_Exercise details_
Repeat every line of the data exactly, but not the pictures.

_Saved entries_

»»

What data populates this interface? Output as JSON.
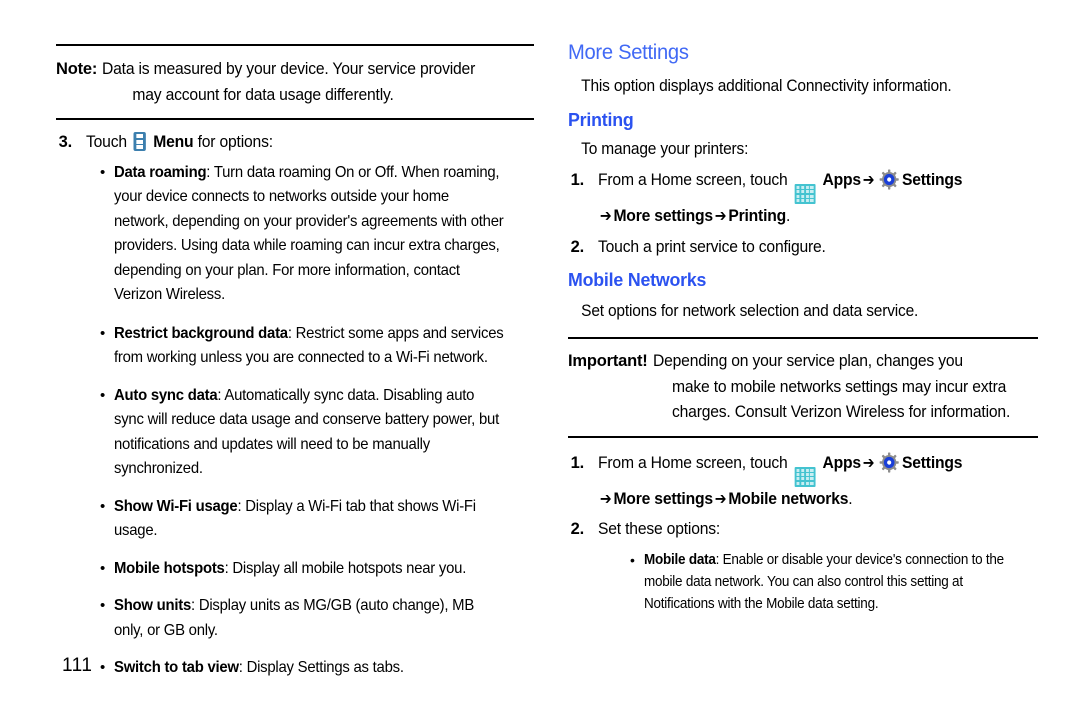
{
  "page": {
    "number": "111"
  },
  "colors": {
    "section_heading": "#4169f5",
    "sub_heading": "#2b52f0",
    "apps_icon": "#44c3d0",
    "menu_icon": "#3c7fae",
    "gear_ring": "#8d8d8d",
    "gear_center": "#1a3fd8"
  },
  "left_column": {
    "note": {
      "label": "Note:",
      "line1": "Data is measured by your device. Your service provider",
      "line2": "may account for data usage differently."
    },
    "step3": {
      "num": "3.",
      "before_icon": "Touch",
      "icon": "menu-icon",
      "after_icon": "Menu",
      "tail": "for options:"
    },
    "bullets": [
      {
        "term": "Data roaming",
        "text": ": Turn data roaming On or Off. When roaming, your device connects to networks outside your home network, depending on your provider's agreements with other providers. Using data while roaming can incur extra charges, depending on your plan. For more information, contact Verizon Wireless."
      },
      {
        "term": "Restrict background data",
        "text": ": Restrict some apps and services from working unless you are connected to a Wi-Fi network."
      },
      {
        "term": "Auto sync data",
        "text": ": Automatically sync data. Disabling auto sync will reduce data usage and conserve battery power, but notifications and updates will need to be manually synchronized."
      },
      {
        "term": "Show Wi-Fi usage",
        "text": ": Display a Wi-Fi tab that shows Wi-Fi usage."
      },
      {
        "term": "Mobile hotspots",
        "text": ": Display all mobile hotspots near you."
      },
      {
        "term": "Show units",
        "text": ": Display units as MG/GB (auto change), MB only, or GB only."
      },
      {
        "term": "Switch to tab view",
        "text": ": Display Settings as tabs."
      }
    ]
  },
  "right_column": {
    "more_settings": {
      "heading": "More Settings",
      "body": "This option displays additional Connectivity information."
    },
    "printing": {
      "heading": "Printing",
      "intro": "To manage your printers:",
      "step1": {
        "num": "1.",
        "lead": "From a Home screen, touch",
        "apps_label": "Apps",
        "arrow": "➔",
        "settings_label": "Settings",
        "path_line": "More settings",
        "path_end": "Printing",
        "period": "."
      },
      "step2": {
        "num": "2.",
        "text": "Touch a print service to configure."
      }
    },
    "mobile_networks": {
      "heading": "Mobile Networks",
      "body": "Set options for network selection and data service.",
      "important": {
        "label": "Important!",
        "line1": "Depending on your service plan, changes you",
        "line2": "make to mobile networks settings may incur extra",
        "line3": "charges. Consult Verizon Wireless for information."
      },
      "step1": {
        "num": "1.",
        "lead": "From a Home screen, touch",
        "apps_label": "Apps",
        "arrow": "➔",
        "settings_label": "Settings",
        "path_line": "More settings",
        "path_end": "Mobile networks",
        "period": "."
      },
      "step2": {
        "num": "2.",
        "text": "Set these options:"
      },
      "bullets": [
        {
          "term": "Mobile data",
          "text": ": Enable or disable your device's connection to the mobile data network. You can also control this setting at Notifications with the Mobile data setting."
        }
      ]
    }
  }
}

««

_Response to the exercise_
What data populates this interface? Output as JSON.
{
  "page": {
    "number": "111"
  },
  "colors": {
    "section_heading": "#4169f5",
    "sub_heading": "#2b52f0",
    "apps_icon": "#44c3d0",
    "menu_icon": "#3c7fae",
    "gear_ring": "#8d8d8d",
    "gear_center": "#1a3fd8"
  },
  "left_column": {
    "note": {
      "label": "Note:",
      "line1": "Data is measured by your device. Your service provider",
      "line2": "may account for data usage differently."
    },
    "step3": {
      "num": "3.",
      "before_icon": "Touch",
      "icon": "menu-icon",
      "after_icon": "Menu",
      "tail": "for options:"
    },
    "bullets": [
      {
        "term": "Data roaming",
        "text": ": Turn data roaming On or Off. When roaming, your device connects to networks outside your home network, depending on your provider's agreements with other providers. Using data while roaming can incur extra charges, depending on your plan. For more information, contact Verizon Wireless."
      },
      {
        "term": "Restrict background data",
        "text": ": Restrict some apps and services from working unless you are connected to a Wi-Fi network."
      },
      {
        "term": "Auto sync data",
        "text": ": Automatically sync data. Disabling auto sync will reduce data usage and conserve battery power, but notifications and updates will need to be manually synchronized."
      },
      {
        "term": "Show Wi-Fi usage",
        "text": ": Display a Wi-Fi tab that shows Wi-Fi usage."
      },
      {
        "term": "Mobile hotspots",
        "text": ": Display all mobile hotspots near you."
      },
      {
        "term": "Show units",
        "text": ": Display units as MG/GB (auto change), MB only, or GB only."
      },
      {
        "term": "Switch to tab view",
        "text": ": Display Settings as tabs."
      }
    ]
  },
  "right_column": {
    "more_settings": {
      "heading": "More Settings",
      "body": "This option displays additional Connectivity information."
    },
    "printing": {
      "heading": "Printing",
      "intro": "To manage your printers:",
      "step1": {
        "num": "1.",
        "lead": "From a Home screen, touch",
        "apps_label": "Apps",
        "arrow": "➔",
        "settings_label": "Settings",
        "path_line": "More settings",
        "path_end": "Printing",
        "period": "."
      },
      "step2": {
        "num": "2.",
        "text": "Touch a print service to configure."
      }
    },
    "mobile_networks": {
      "heading": "Mobile Networks",
      "body": "Set options for network selection and data service.",
      "important": {
        "label": "Important!",
        "line1": "Depending on your service plan, changes you",
        "line2": "make to mobile networks settings may incur extra",
        "line3": "charges. Consult Verizon Wireless for information."
      },
      "step1": {
        "num": "1.",
        "lead": "From a Home screen, touch",
        "apps_label": "Apps",
        "arrow": "➔",
        "settings_label": "Settings",
        "path_line": "More settings",
        "path_end": "Mobile networks",
        "period": "."
      },
      "step2": {
        "num": "2.",
        "text": "Set these options:"
      },
      "bullets": [
        {
          "term": "Mobile data",
          "text": ": Enable or disable your device's connection to the mobile data network. You can also control this setting at Notifications with the Mobile data setting."
        }
      ]
    }
  }
}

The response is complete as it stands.